- _SUPPLIED DATA_
· · · · · · ·

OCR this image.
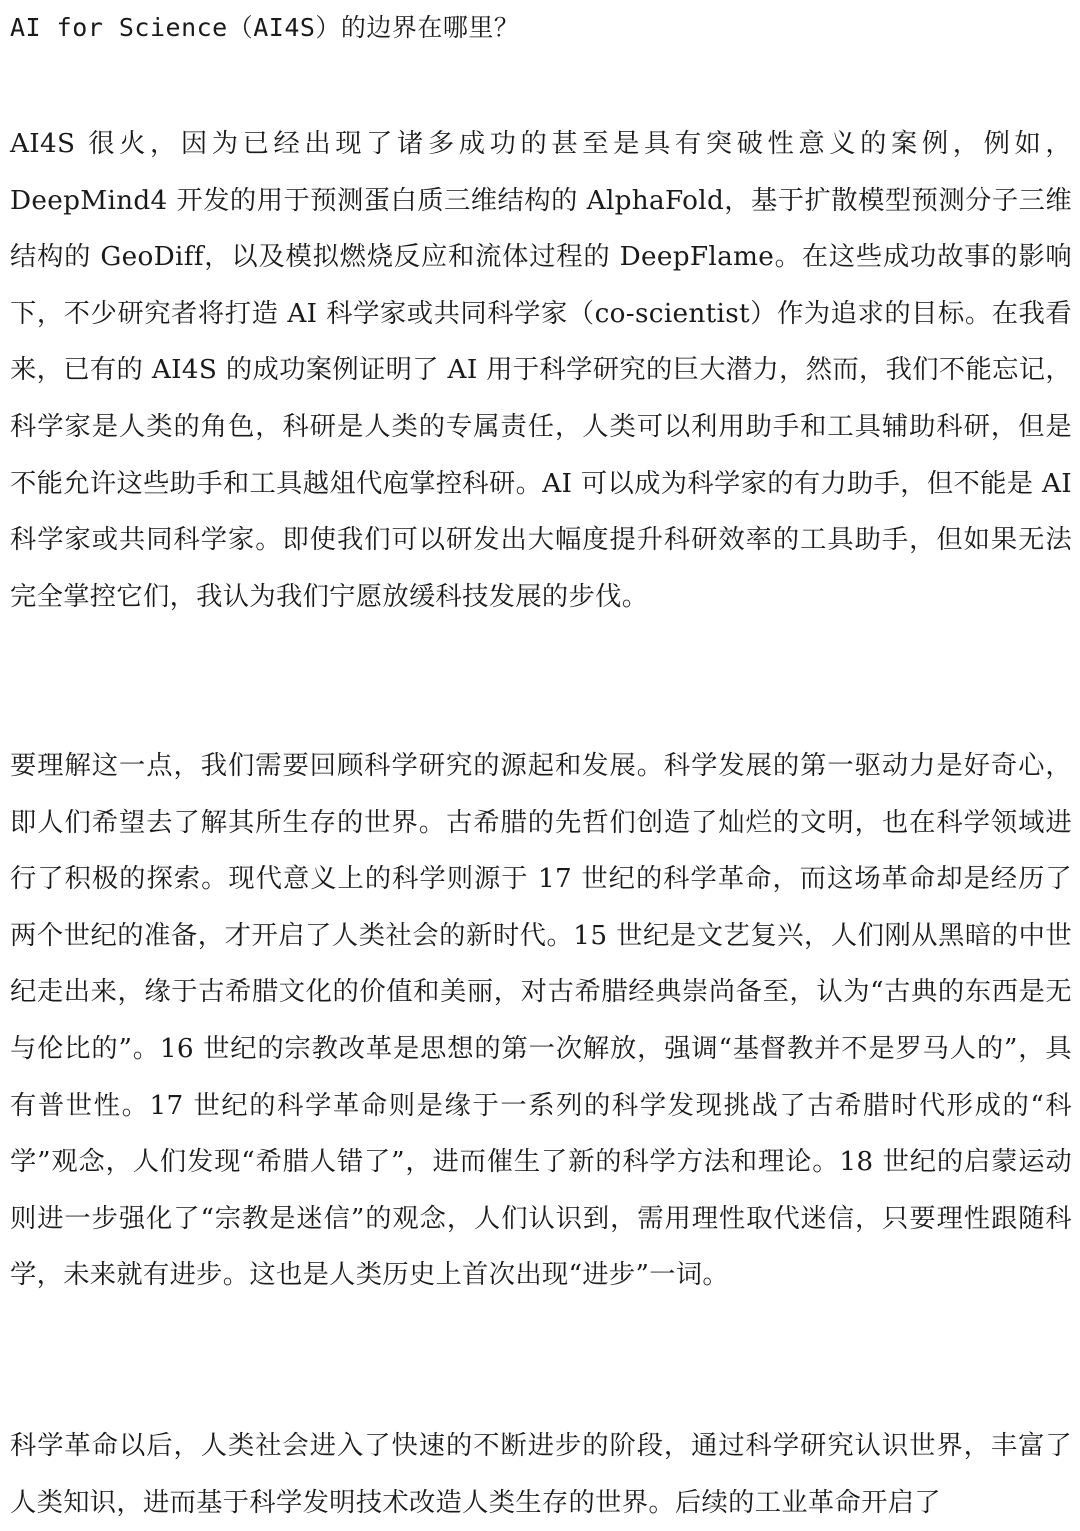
AI for Science（AI4S）的边界在哪里？

AI4S 很火，因为已经出现了诸多成功的甚至是具有突破性意义的案例，例如，DeepMind4 开发的用于预测蛋白质三维结构的 AlphaFold，基于扩散模型预测分子三维结构的 GeoDiff，以及模拟燃烧反应和流体过程的 DeepFlame。在这些成功故事的影响下，不少研究者将打造 AI 科学家或共同科学家（co-scientist）作为追求的目标。在我看来，已有的 AI4S 的成功案例证明了 AI 用于科学研究的巨大潜力，然而，我们不能忘记，科学家是人类的角色，科研是人类的专属责任，人类可以利用助手和工具辅助科研，但是不能允许这些助手和工具越俎代庖掌控科研。AI 可以成为科学家的有力助手，但不能是 AI 科学家或共同科学家。即使我们可以研发出大幅度提升科研效率的工具助手，但如果无法完全掌控它们，我认为我们宁愿放缓科技发展的步伐。

要理解这一点，我们需要回顾科学研究的源起和发展。科学发展的第一驱动力是好奇心，即人们希望去了解其所生存的世界。古希腊的先哲们创造了灿烂的文明，也在科学领域进行了积极的探索。现代意义上的科学则源于 17 世纪的科学革命，而这场革命却是经历了两个世纪的准备，才开启了人类社会的新时代。15 世纪是文艺复兴，人们刚从黑暗的中世纪走出来，缘于古希腊文化的价值和美丽，对古希腊经典崇尚备至，认为“古典的东西是无与伦比的”。16 世纪的宗教改革是思想的第一次解放，强调“基督教并不是罗马人的”，具有普世性。17 世纪的科学革命则是缘于一系列的科学发现挑战了古希腊时代形成的“科学”观念，人们发现“希腊人错了”，进而催生了新的科学方法和理论。18 世纪的启蒙运动则进一步强化了“宗教是迷信”的观念，人们认识到，需用理性取代迷信，只要理性跟随科学，未来就有进步。这也是人类历史上首次出现“进步”一词。

科学革命以后，人类社会进入了快速的不断进步的阶段，通过科学研究认识世界，丰富了人类知识，进而基于科学发明技术改造人类生存的世界。后续的工业革命开启了
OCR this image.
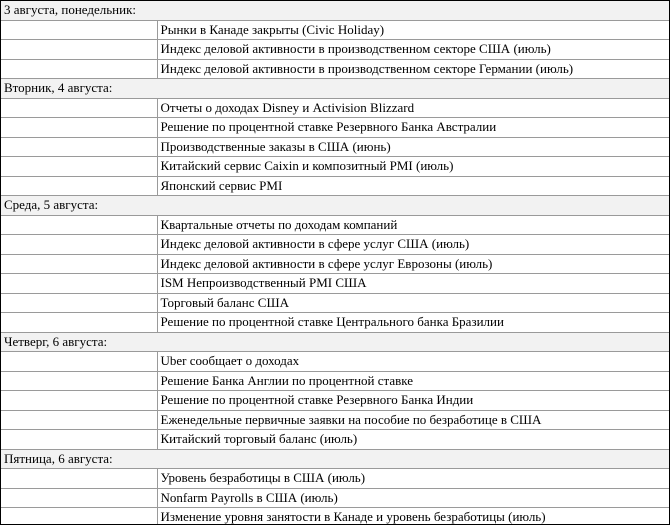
3 августа, понедельник:	
	Рынки в Канаде закрыты (Civic Holiday)
	Индекс деловой активности в производственном секторе США (июль)
	Индекс деловой активности в производственном секторе Германии (июль)
Вторник, 4 августа:	
	Отчеты о доходах Disney и Activision Blizzard
	Решение по процентной ставке Резервного Банка Австралии
	Производственные заказы в США (июнь)
	Китайский сервис Caixin и композитный PMI (июль)
	Японский сервис PMI
Среда, 5 августа:	
	Квартальные отчеты по доходам компаний
	Индекс деловой активности в сфере услуг США (июль)
	Индекс деловой активности в сфере услуг Еврозоны (июль)
	ISM Непроизводственный PMI США
	Торговый баланс США
	Решение по процентной ставке Центрального банка Бразилии
Четверг, 6 августа:	
	Uber сообщает о доходах
	Решение Банка Англии по процентной ставке
	Решение по процентной ставке Резервного Банка Индии
	Еженедельные первичные заявки на пособие по безработице в США
	Китайский торговый баланс (июль)
Пятница, 6 августа:	
	Уровень безработицы в США (июль)
	Nonfarm Payrolls в США (июль)
	Изменение уровня занятости в Канаде и уровень безработицы (июль)
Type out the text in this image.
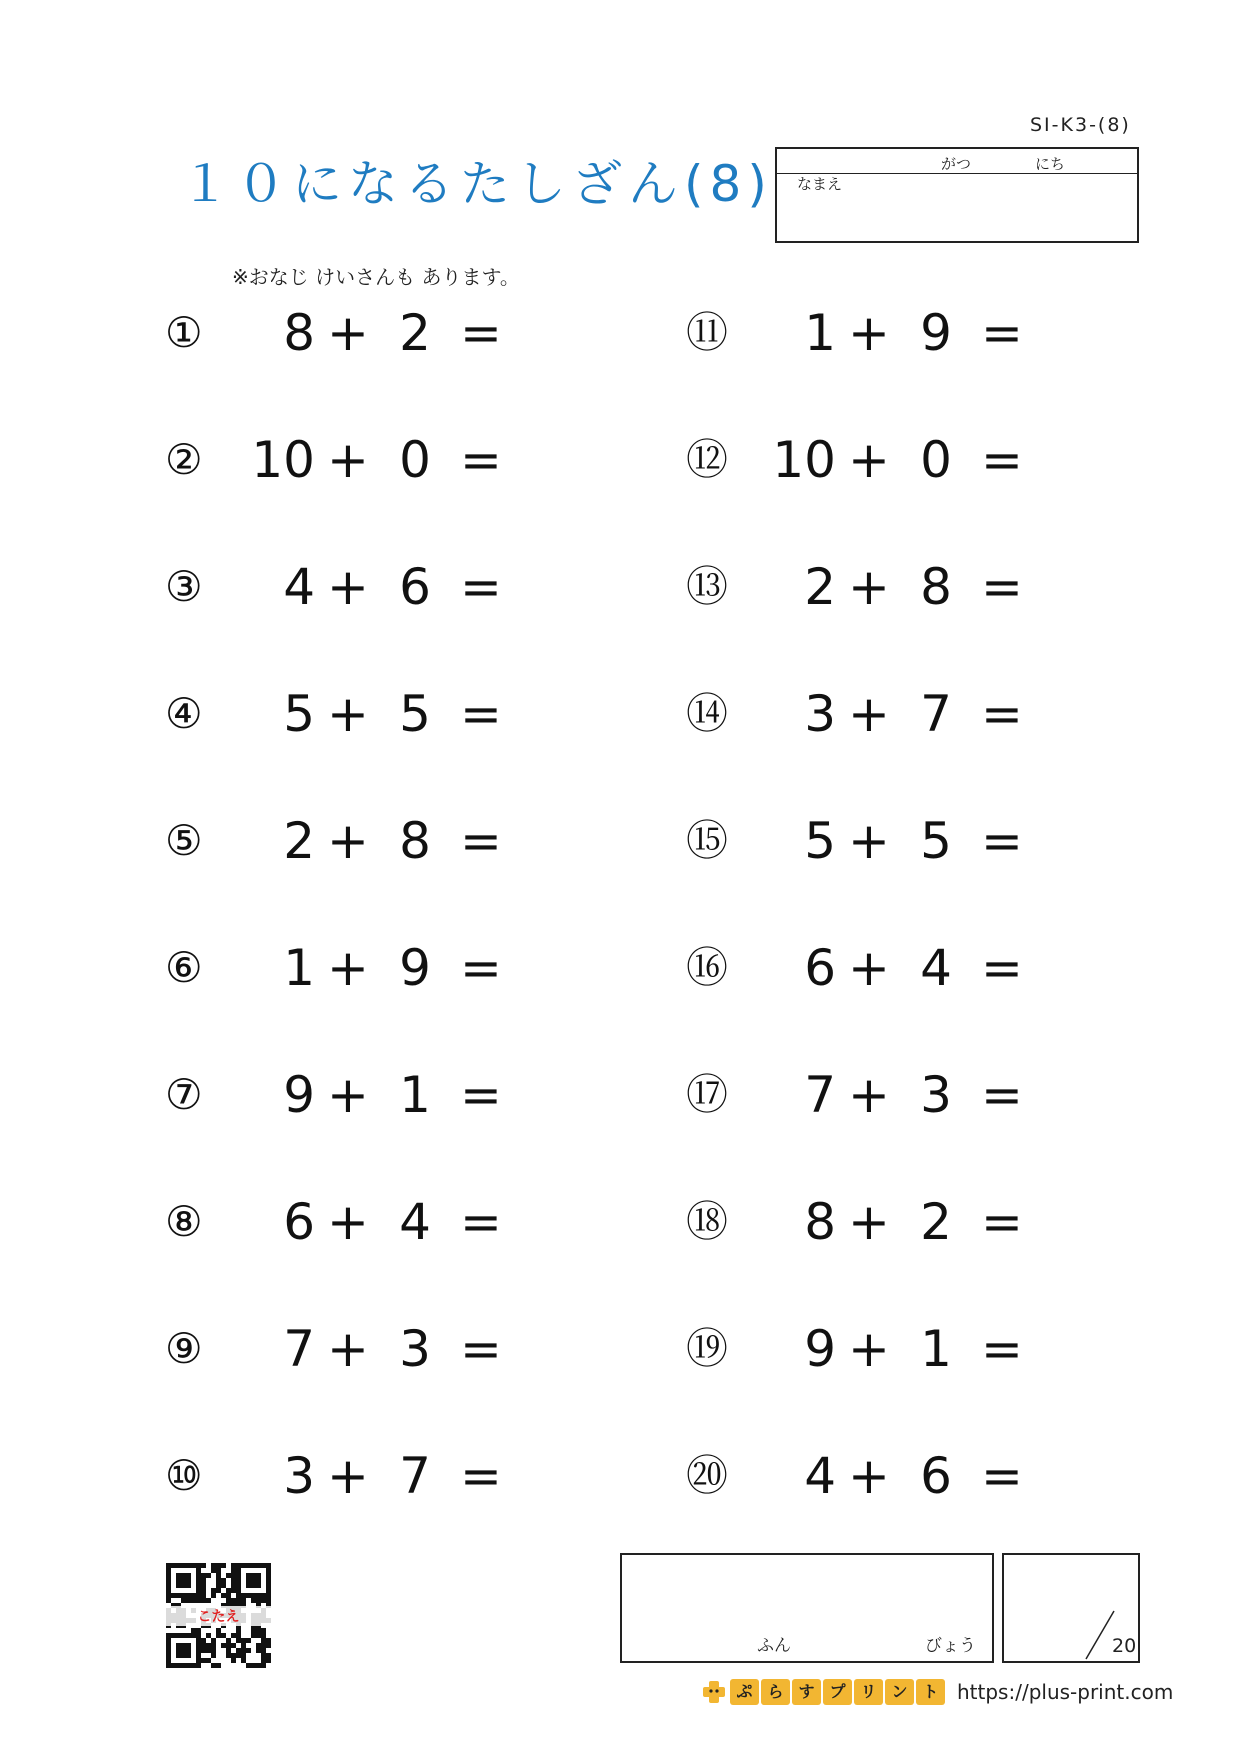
SI-K3-(8)
１０になるたしざん(8)	がつ	にち
なまえ
※おなじ けいさんも あります。
①	8 + 2 =
② 10 + 0 =
③	4 + 6 =
④	5 + 5 =
⑤	2 + 8 =
⑥	1 + 9 =
⑦	9 + 1 =
⑧	6 + 4 =
⑨	7 + 3 =
⑩	3 + 7 =
⑪	1 + 9 =
⑫ 10 + 0 =
⑬	2 + 8 =
⑭	3 + 7 =
⑮	5 + 5 =
⑯	6 + 4 =
⑰	7 + 3 =
⑱	8 + 2 =
⑲	9 + 1 =
⑳	4 + 6 =
こたえ
ふん	びょう	20
ぷ ら す プ リ ン ト https://plus-print.com
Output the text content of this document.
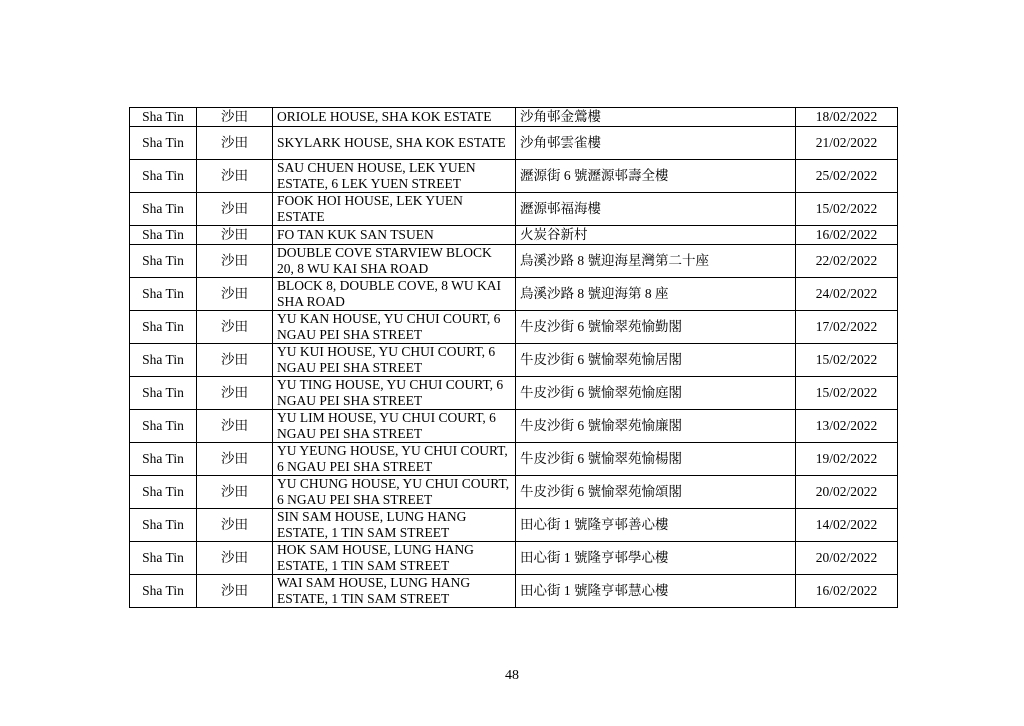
Sha Tin	沙田	ORIOLE HOUSE, SHA KOK ESTATE	沙角邨金鶯樓	18/02/2022
Sha Tin	沙田	SKYLARK HOUSE, SHA KOK ESTATE	沙角邨雲雀樓	21/02/2022
Sha Tin	沙田	SAU CHUEN HOUSE, LEK YUEN ESTATE, 6 LEK YUEN STREET	瀝源街 6 號瀝源邨壽全樓	25/02/2022
Sha Tin	沙田	FOOK HOI HOUSE, LEK YUEN ESTATE	瀝源邨福海樓	15/02/2022
Sha Tin	沙田	FO TAN KUK SAN TSUEN	火炭谷新村	16/02/2022
Sha Tin	沙田	DOUBLE COVE STARVIEW BLOCK 20, 8 WU KAI SHA ROAD	烏溪沙路 8 號迎海星灣第二十座	22/02/2022
Sha Tin	沙田	BLOCK 8, DOUBLE COVE, 8 WU KAI SHA ROAD	烏溪沙路 8 號迎海第 8 座	24/02/2022
Sha Tin	沙田	YU KAN HOUSE, YU CHUI COURT, 6 NGAU PEI SHA STREET	牛皮沙街 6 號愉翠苑愉勤閣	17/02/2022
Sha Tin	沙田	YU KUI HOUSE, YU CHUI COURT, 6 NGAU PEI SHA STREET	牛皮沙街 6 號愉翠苑愉居閣	15/02/2022
Sha Tin	沙田	YU TING HOUSE, YU CHUI COURT, 6 NGAU PEI SHA STREET	牛皮沙街 6 號愉翠苑愉庭閣	15/02/2022
Sha Tin	沙田	YU LIM HOUSE, YU CHUI COURT, 6 NGAU PEI SHA STREET	牛皮沙街 6 號愉翠苑愉廉閣	13/02/2022
Sha Tin	沙田	YU YEUNG HOUSE, YU CHUI COURT, 6 NGAU PEI SHA STREET	牛皮沙街 6 號愉翠苑愉楊閣	19/02/2022
Sha Tin	沙田	YU CHUNG HOUSE, YU CHUI COURT, 6 NGAU PEI SHA STREET	牛皮沙街 6 號愉翠苑愉頌閣	20/02/2022
Sha Tin	沙田	SIN SAM HOUSE, LUNG HANG ESTATE, 1 TIN SAM STREET	田心街 1 號隆亨邨善心樓	14/02/2022
Sha Tin	沙田	HOK SAM HOUSE, LUNG HANG ESTATE, 1 TIN SAM STREET	田心街 1 號隆亨邨學心樓	20/02/2022
Sha Tin	沙田	WAI SAM HOUSE, LUNG HANG ESTATE, 1 TIN SAM STREET	田心街 1 號隆亨邨慧心樓	16/02/2022
48
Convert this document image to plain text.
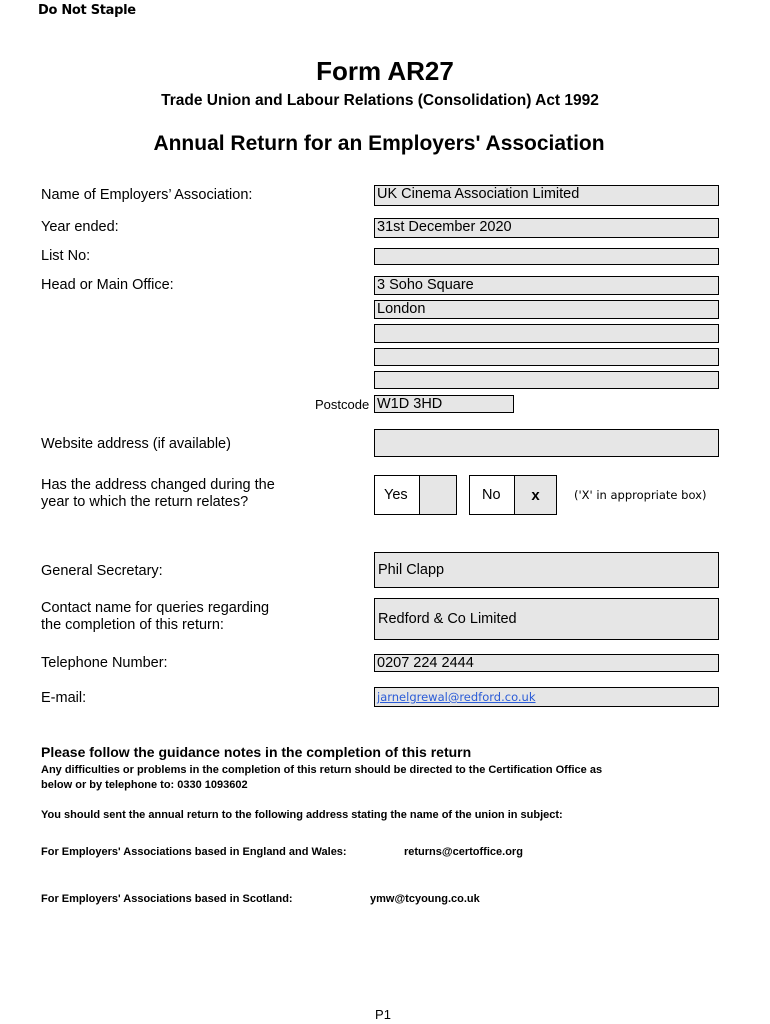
Do Not Staple
Form AR27
Trade Union and Labour Relations (Consolidation) Act 1992
Annual Return for an Employers' Association
Name of Employers’ Association:	UK Cinema Association Limited
Year ended:	31st December 2020
List No:
Head or Main Office:	3 Soho Square
London
Postcode W1D 3HD
Website address (if available)
Has the address changed during the
year to which the return relates?	Yes	No	x	('X' in appropriate box)
General Secretary:	Phil Clapp
Contact name for queries regarding
the completion of this return:	Redford & Co Limited
Telephone Number:	0207 224 2444
E-mail:	jarnelgrewal@redford.co.uk
Please follow the guidance notes in the completion of this return
Any difficulties or problems in the completion of this return should be directed to the Certification Office as
below or by telephone to: 0330 1093602
You should sent the annual return to the following address stating the name of the union in subject:
For Employers' Associations based in England and Wales:	returns@certoffice.org
For Employers' Associations based in Scotland:	ymw@tcyoung.co.uk
P1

· · · · · · ·

- _WHAT YOU ARE ASKED TO DO_
Leaving out every picture, transcribe exactly the lines from the line that contains "Convert this document image to plain text." through the final line of the entries above.

- _RESPONSE_
Convert this document image to plain text.
Do Not Staple
Form AR27
Trade Union and Labour Relations (Consolidation) Act 1992
Annual Return for an Employers' Association
Name of Employers’ Association:	UK Cinema Association Limited
Year ended:	31st December 2020
List No:
Head or Main Office:	3 Soho Square
London
Postcode W1D 3HD
Website address (if available)
Has the address changed during the
year to which the return relates?	Yes	No	x	('X' in appropriate box)
General Secretary:	Phil Clapp
Contact name for queries regarding
the completion of this return:	Redford & Co Limited
Telephone Number:	0207 224 2444
E-mail:	jarnelgrewal@redford.co.uk
Please follow the guidance notes in the completion of this return
Any difficulties or problems in the completion of this return should be directed to the Certification Office as
below or by telephone to: 0330 1093602
You should sent the annual return to the following address stating the name of the union in subject:
For Employers' Associations based in England and Wales:	returns@certoffice.org
For Employers' Associations based in Scotland:	ymw@tcyoung.co.uk
P1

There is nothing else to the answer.